== The problem ==
Restate the full set of records exactly, word for word.

== Information shown ==
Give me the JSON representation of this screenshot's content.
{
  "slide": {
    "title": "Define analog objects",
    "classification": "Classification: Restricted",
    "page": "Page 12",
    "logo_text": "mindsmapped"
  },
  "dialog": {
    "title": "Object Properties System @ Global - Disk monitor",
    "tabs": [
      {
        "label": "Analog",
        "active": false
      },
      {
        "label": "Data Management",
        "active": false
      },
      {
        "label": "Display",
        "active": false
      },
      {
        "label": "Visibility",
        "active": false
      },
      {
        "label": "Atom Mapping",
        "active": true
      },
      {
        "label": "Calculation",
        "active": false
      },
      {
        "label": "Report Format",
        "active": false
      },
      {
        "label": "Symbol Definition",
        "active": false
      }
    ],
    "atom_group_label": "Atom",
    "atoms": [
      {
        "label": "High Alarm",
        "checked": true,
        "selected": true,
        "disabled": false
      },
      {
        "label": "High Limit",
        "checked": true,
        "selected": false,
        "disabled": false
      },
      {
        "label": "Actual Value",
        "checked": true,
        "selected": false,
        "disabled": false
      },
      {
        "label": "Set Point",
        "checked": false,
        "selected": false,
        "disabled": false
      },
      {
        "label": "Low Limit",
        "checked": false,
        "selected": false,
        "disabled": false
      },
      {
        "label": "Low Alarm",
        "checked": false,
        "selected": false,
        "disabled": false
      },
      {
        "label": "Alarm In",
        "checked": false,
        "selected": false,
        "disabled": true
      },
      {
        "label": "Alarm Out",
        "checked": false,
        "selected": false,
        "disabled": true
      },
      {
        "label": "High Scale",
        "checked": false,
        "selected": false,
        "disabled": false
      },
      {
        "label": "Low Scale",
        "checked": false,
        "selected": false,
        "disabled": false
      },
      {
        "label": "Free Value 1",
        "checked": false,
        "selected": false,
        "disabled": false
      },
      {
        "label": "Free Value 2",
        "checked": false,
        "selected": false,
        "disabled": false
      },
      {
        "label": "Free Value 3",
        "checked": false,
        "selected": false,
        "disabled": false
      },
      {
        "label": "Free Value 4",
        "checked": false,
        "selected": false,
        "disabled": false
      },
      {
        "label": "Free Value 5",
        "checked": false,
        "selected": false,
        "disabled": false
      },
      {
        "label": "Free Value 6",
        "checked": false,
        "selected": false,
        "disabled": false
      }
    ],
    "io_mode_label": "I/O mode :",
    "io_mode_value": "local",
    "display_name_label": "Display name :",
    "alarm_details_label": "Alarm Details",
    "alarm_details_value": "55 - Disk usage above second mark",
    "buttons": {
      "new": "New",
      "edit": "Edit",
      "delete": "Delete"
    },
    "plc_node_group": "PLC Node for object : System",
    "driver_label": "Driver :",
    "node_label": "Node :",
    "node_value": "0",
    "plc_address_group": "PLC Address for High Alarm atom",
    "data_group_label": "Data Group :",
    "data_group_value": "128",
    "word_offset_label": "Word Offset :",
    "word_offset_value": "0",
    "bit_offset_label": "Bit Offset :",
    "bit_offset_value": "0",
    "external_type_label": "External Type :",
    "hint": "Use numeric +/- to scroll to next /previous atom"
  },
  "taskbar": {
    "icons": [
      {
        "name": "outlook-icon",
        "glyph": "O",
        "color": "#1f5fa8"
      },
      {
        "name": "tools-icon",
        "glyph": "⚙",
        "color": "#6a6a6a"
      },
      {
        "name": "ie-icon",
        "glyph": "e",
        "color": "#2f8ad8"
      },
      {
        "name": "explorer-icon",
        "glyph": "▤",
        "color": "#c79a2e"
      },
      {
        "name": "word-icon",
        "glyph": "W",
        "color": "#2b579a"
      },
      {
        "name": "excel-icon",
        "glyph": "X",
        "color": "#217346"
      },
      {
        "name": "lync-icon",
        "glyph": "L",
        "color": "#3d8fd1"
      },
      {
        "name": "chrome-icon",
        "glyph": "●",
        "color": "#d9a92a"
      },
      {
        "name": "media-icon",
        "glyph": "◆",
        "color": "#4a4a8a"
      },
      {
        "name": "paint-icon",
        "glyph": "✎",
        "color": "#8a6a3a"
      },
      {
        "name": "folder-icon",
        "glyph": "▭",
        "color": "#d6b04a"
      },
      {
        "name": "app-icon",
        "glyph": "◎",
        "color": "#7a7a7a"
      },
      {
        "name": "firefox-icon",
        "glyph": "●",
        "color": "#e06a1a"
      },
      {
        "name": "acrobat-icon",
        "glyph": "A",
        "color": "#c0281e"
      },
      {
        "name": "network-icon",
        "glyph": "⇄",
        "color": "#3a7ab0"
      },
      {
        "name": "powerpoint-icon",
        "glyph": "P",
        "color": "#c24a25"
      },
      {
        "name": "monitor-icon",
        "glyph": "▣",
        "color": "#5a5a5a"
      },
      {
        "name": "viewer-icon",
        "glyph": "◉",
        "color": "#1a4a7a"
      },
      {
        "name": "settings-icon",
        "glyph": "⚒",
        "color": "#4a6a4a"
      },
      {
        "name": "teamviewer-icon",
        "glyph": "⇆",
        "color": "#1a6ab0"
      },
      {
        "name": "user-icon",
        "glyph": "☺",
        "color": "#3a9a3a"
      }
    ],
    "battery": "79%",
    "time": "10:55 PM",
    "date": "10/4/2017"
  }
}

== Solution below ==
Give me the JSON representation of this screenshot's content.
{
  "slide": {
    "title": "Define analog objects",
    "classification": "Classification: Restricted",
    "page": "Page 12",
    "logo_text": "mindsmapped"
  },
  "dialog": {
    "title": "Object Properties System @ Global - Disk monitor",
    "tabs": [
      {
        "label": "Analog",
        "active": false
      },
      {
        "label": "Data Management",
        "active": false
      },
      {
        "label": "Display",
        "active": false
      },
      {
        "label": "Visibility",
        "active": false
      },
      {
        "label": "Atom Mapping",
        "active": true
      },
      {
        "label": "Calculation",
        "active": false
      },
      {
        "label": "Report Format",
        "active": false
      },
      {
        "label": "Symbol Definition",
        "active": false
      }
    ],
    "atom_group_label": "Atom",
    "atoms": [
      {
        "label": "High Alarm",
        "checked": true,
        "selected": true,
        "disabled": false
      },
      {
        "label": "High Limit",
        "checked": true,
        "selected": false,
        "disabled": false
      },
      {
        "label": "Actual Value",
        "checked": true,
        "selected": false,
        "disabled": false
      },
      {
        "label": "Set Point",
        "checked": false,
        "selected": false,
        "disabled": false
      },
      {
        "label": "Low Limit",
        "checked": false,
        "selected": false,
        "disabled": false
      },
      {
        "label": "Low Alarm",
        "checked": false,
        "selected": false,
        "disabled": false
      },
      {
        "label": "Alarm In",
        "checked": false,
        "selected": false,
        "disabled": true
      },
      {
        "label": "Alarm Out",
        "checked": false,
        "selected": false,
        "disabled": true
      },
      {
        "label": "High Scale",
        "checked": false,
        "selected": false,
        "disabled": false
      },
      {
        "label": "Low Scale",
        "checked": false,
        "selected": false,
        "disabled": false
      },
      {
        "label": "Free Value 1",
        "checked": false,
        "selected": false,
        "disabled": false
      },
      {
        "label": "Free Value 2",
        "checked": false,
        "selected": false,
        "disabled": false
      },
      {
        "label": "Free Value 3",
        "checked": false,
        "selected": false,
        "disabled": false
      },
      {
        "label": "Free Value 4",
        "checked": false,
        "selected": false,
        "disabled": false
      },
      {
        "label": "Free Value 5",
        "checked": false,
        "selected": false,
        "disabled": false
      },
      {
        "label": "Free Value 6",
        "checked": false,
        "selected": false,
        "disabled": false
      }
    ],
    "io_mode_label": "I/O mode :",
    "io_mode_value": "local",
    "display_name_label": "Display name :",
    "alarm_details_label": "Alarm Details",
    "alarm_details_value": "55 - Disk usage above second mark",
    "buttons": {
      "new": "New",
      "edit": "Edit",
      "delete": "Delete"
    },
    "plc_node_group": "PLC Node for object : System",
    "driver_label": "Driver :",
    "node_label": "Node :",
    "node_value": "0",
    "plc_address_group": "PLC Address for High Alarm atom",
    "data_group_label": "Data Group :",
    "data_group_value": "128",
    "word_offset_label": "Word Offset :",
    "word_offset_value": "0",
    "bit_offset_label": "Bit Offset :",
    "bit_offset_value": "0",
    "external_type_label": "External Type :",
    "hint": "Use numeric +/- to scroll to next /previous atom"
  },
  "taskbar": {
    "icons": [
      {
        "name": "outlook-icon",
        "glyph": "O",
        "color": "#1f5fa8"
      },
      {
        "name": "tools-icon",
        "glyph": "⚙",
        "color": "#6a6a6a"
      },
      {
        "name": "ie-icon",
        "glyph": "e",
        "color": "#2f8ad8"
      },
      {
        "name": "explorer-icon",
        "glyph": "▤",
        "color": "#c79a2e"
      },
      {
        "name": "word-icon",
        "glyph": "W",
        "color": "#2b579a"
      },
      {
        "name": "excel-icon",
        "glyph": "X",
        "color": "#217346"
      },
      {
        "name": "lync-icon",
        "glyph": "L",
        "color": "#3d8fd1"
      },
      {
        "name": "chrome-icon",
        "glyph": "●",
        "color": "#d9a92a"
      },
      {
        "name": "media-icon",
        "glyph": "◆",
        "color": "#4a4a8a"
      },
      {
        "name": "paint-icon",
        "glyph": "✎",
        "color": "#8a6a3a"
      },
      {
        "name": "folder-icon",
        "glyph": "▭",
        "color": "#d6b04a"
      },
      {
        "name": "app-icon",
        "glyph": "◎",
        "color": "#7a7a7a"
      },
      {
        "name": "firefox-icon",
        "glyph": "●",
        "color": "#e06a1a"
      },
      {
        "name": "acrobat-icon",
        "glyph": "A",
        "color": "#c0281e"
      },
      {
        "name": "network-icon",
        "glyph": "⇄",
        "color": "#3a7ab0"
      },
      {
        "name": "powerpoint-icon",
        "glyph": "P",
        "color": "#c24a25"
      },
      {
        "name": "monitor-icon",
        "glyph": "▣",
        "color": "#5a5a5a"
      },
      {
        "name": "viewer-icon",
        "glyph": "◉",
        "color": "#1a4a7a"
      },
      {
        "name": "settings-icon",
        "glyph": "⚒",
        "color": "#4a6a4a"
      },
      {
        "name": "teamviewer-icon",
        "glyph": "⇆",
        "color": "#1a6ab0"
      },
      {
        "name": "user-icon",
        "glyph": "☺",
        "color": "#3a9a3a"
      }
    ],
    "battery": "79%",
    "time": "10:55 PM",
    "date": "10/4/2017"
  }
}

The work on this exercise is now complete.